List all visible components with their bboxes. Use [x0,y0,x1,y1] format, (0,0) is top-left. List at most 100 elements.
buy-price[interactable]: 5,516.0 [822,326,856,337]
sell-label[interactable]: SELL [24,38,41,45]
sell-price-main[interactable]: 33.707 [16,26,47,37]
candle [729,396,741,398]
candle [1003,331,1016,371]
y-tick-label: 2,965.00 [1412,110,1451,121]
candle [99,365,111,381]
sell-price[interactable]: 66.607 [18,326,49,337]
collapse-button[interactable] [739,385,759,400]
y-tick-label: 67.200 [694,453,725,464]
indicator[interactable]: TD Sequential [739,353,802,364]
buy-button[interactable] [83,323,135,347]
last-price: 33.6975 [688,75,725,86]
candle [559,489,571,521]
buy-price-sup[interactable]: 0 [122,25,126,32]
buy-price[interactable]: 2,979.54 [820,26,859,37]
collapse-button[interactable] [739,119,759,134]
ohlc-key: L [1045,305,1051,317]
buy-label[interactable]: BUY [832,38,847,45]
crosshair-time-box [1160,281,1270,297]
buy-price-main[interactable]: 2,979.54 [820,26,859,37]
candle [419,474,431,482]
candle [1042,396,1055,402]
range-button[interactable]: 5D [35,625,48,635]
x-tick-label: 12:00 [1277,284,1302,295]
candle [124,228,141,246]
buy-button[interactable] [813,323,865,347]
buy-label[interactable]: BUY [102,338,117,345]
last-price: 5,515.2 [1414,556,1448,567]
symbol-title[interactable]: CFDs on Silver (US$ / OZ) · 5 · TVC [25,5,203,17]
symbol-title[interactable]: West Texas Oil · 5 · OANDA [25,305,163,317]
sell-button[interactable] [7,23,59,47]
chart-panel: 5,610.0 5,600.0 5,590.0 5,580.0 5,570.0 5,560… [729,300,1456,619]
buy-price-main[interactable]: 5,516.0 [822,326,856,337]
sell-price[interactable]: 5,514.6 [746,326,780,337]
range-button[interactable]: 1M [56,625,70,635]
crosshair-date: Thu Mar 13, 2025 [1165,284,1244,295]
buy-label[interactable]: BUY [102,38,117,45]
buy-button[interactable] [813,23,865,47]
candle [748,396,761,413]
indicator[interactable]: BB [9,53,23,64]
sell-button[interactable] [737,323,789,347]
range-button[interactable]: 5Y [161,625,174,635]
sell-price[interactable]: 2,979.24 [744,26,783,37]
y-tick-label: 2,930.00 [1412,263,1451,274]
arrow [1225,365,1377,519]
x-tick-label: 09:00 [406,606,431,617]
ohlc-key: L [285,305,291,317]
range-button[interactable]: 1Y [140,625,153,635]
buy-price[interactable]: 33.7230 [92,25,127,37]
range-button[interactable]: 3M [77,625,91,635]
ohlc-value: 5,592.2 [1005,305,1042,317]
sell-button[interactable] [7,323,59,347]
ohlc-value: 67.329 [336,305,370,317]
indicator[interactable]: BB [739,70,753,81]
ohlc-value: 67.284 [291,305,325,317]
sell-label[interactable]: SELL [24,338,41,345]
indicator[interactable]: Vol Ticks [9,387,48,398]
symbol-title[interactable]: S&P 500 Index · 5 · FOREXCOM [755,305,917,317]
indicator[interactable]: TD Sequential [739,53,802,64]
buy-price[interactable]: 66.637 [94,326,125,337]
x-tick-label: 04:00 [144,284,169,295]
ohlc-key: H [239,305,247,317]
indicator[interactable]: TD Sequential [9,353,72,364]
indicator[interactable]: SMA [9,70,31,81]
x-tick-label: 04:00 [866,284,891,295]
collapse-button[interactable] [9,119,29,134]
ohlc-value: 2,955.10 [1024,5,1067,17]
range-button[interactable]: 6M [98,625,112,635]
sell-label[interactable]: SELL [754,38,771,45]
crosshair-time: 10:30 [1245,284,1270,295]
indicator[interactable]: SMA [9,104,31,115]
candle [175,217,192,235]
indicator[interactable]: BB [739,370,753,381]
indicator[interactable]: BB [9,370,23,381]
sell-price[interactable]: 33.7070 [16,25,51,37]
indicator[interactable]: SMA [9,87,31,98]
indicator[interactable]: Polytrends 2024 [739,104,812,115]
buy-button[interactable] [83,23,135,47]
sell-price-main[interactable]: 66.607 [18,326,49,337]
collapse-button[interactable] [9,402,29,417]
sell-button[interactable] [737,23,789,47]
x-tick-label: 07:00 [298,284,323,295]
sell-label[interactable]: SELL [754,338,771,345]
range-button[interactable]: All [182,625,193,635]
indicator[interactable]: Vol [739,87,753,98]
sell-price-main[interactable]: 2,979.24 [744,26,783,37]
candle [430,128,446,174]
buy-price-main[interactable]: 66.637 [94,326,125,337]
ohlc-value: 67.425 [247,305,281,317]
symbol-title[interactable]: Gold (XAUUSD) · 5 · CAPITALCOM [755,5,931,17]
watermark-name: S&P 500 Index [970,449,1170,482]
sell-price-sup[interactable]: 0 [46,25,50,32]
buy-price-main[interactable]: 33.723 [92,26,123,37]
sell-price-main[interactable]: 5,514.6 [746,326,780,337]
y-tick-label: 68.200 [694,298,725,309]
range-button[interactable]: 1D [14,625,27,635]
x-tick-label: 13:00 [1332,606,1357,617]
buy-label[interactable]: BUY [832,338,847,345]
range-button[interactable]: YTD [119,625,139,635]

════════════════════

Convert the listing above into a JSON array of strings with one string per line, leaving out any blank lines.

[
  "List all visible components with their bboxes. Use [x0,y0,x1,y1] format, (0,0) is top-left. List at most 100 elements.",
  "buy-price[interactable]: 5,516.0 [822,326,856,337]",
  "sell-label[interactable]: SELL [24,38,41,45]",
  "sell-price-main[interactable]: 33.707 [16,26,47,37]",
  "candle [729,396,741,398]",
  "candle [1003,331,1016,371]",
  "y-tick-label: 2,965.00 [1412,110,1451,121]",
  "candle [99,365,111,381]",
  "sell-price[interactable]: 66.607 [18,326,49,337]",
  "collapse-button[interactable] [739,385,759,400]",
  "y-tick-label: 67.200 [694,453,725,464]",
  "indicator[interactable]: TD Sequential [739,353,802,364]",
  "buy-button[interactable] [83,323,135,347]",
  "last-price: 33.6975 [688,75,725,86]",
  "candle [559,489,571,521]",
  "buy-price-sup[interactable]: 0 [122,25,126,32]",
  "buy-price[interactable]: 2,979.54 [820,26,859,37]",
  "collapse-button[interactable] [739,119,759,134]",
  "ohlc-key: L [1045,305,1051,317]",
  "buy-label[interactable]: BUY [832,38,847,45]",
  "crosshair-time-box [1160,281,1270,297]",
  "buy-price-main[interactable]: 2,979.54 [820,26,859,37]",
  "candle [419,474,431,482]",
  "candle [1042,396,1055,402]",
  "range-button[interactable]: 5D [35,625,48,635]",
  "x-tick-label: 12:00 [1277,284,1302,295]",
  "candle [124,228,141,246]",
  "buy-button[interactable] [813,323,865,347]",
  "buy-label[interactable]: BUY [102,338,117,345]",
  "last-price: 5,515.2 [1414,556,1448,567]",
  "symbol-title[interactable]: CFDs on Silver (US$ / OZ) · 5 · TVC [25,5,203,17]",
  "symbol-title[interactable]: West Texas Oil · 5 · OANDA [25,305,163,317]",
  "sell-button[interactable] [7,23,59,47]",
  "chart-panel: 5,610.0 5,600.0 5,590.0 5,580.0 5,570.0 5,560… [729,300,1456,619]",
  "buy-price-main[interactable]: 5,516.0 [822,326,856,337]",
  "sell-price[interactable]: 5,514.6 [746,326,780,337]",
  "range-button[interactable]: 1M [56,625,70,635]",
  "crosshair-date: Thu Mar 13, 2025 [1165,284,1244,295]",
  "buy-label[interactable]: BUY [102,38,117,45]",
  "buy-button[interactable] [813,23,865,47]",
  "candle [748,396,761,413]",
  "indicator[interactable]: BB [9,53,23,64]",
  "sell-button[interactable] [737,323,789,347]",
  "range-button[interactable]: 5Y [161,625,174,635]",
  "sell-price[interactable]: 2,979.24 [744,26,783,37]",
  "y-tick-label: 2,930.00 [1412,263,1451,274]",
  "arrow [1225,365,1377,519]",
  "x-tick-label: 09:00 [406,606,431,617]",
  "ohlc-key: L [285,305,291,317]",
  "range-button[interactable]: 1Y [140,625,153,635]",
  "buy-price[interactable]: 33.7230 [92,25,127,37]",
  "range-button[interactable]: 3M [77,625,91,635]",
  "ohlc-value: 5,592.2 [1005,305,1042,317]",
  "sell-button[interactable] [7,323,59,347]",
  "ohlc-value: 67.329 [336,305,370,317]",
  "indicator[interactable]: BB [739,70,753,81]",
  "ohlc-value: 67.284 [291,305,325,317]",
  "sell-label[interactable]: SELL [24,338,41,345]",
  "indicator[interactable]: Vol Ticks [9,387,48,398]",
  "symbol-title[interactable]: S&P 500 Index · 5 · FOREXCOM [755,305,917,317]",
  "indicator[interactable]: TD Sequential [739,53,802,64]",
  "buy-price[interactable]: 66.637 [94,326,125,337]",
  "x-tick-label: 04:00 [144,284,169,295]",
  "ohlc-key: H [239,305,247,317]",
  "indicator[interactable]: TD Sequential [9,353,72,364]",
  "indicator[interactable]: SMA [9,70,31,81]",
  "x-tick-label: 04:00 [866,284,891,295]",
  "collapse-button[interactable] [9,119,29,134]",
  "ohlc-value: 2,955.10 [1024,5,1067,17]",
  "range-button[interactable]: 6M [98,625,112,635]",
  "sell-label[interactable]: SELL [754,38,771,45]",
  "crosshair-time: 10:30 [1245,284,1270,295]",
  "indicator[interactable]: SMA [9,104,31,115]",
  "candle [175,217,192,235]",
  "indicator[interactable]: BB [739,370,753,381]",
  "indicator[interactable]: BB [9,370,23,381]",
  "sell-price[interactable]: 33.7070 [16,25,51,37]",
  "indicator[interactable]: SMA [9,87,31,98]",
  "indicator[interactable]: Polytrends 2024 [739,104,812,115]",
  "buy-button[interactable] [83,23,135,47]",
  "sell-price-main[interactable]: 66.607 [18,326,49,337]",
  "collapse-button[interactable] [9,402,29,417]",
  "sell-button[interactable] [737,23,789,47]",
  "x-tick-label: 07:00 [298,284,323,295]",
  "sell-label[interactable]: SELL [754,338,771,345]",
  "range-button[interactable]: All [182,625,193,635]",
  "indicator[interactable]: Vol [739,87,753,98]",
  "sell-price-main[interactable]: 2,979.24 [744,26,783,37]",
  "candle [430,128,446,174]",
  "buy-price-main[interactable]: 66.637 [94,326,125,337]",
  "ohlc-value: 67.425 [247,305,281,317]",
  "symbol-title[interactable]: Gold (XAUUSD) · 5 · CAPITALCOM [755,5,931,17]",
  "watermark-name: S&P 500 Index [970,449,1170,482]",
  "sell-price-sup[interactable]: 0 [46,25,50,32]",
  "buy-price-main[interactable]: 33.723 [92,26,123,37]",
  "sell-price-main[interactable]: 5,514.6 [746,326,780,337]",
  "y-tick-label: 68.200 [694,298,725,309]",
  "range-button[interactable]: 1D [14,625,27,635]",
  "x-tick-label: 13:00 [1332,606,1357,617]",
  "buy-label[interactable]: BUY [832,338,847,345]",
  "range-button[interactable]: YTD [119,625,139,635]"
]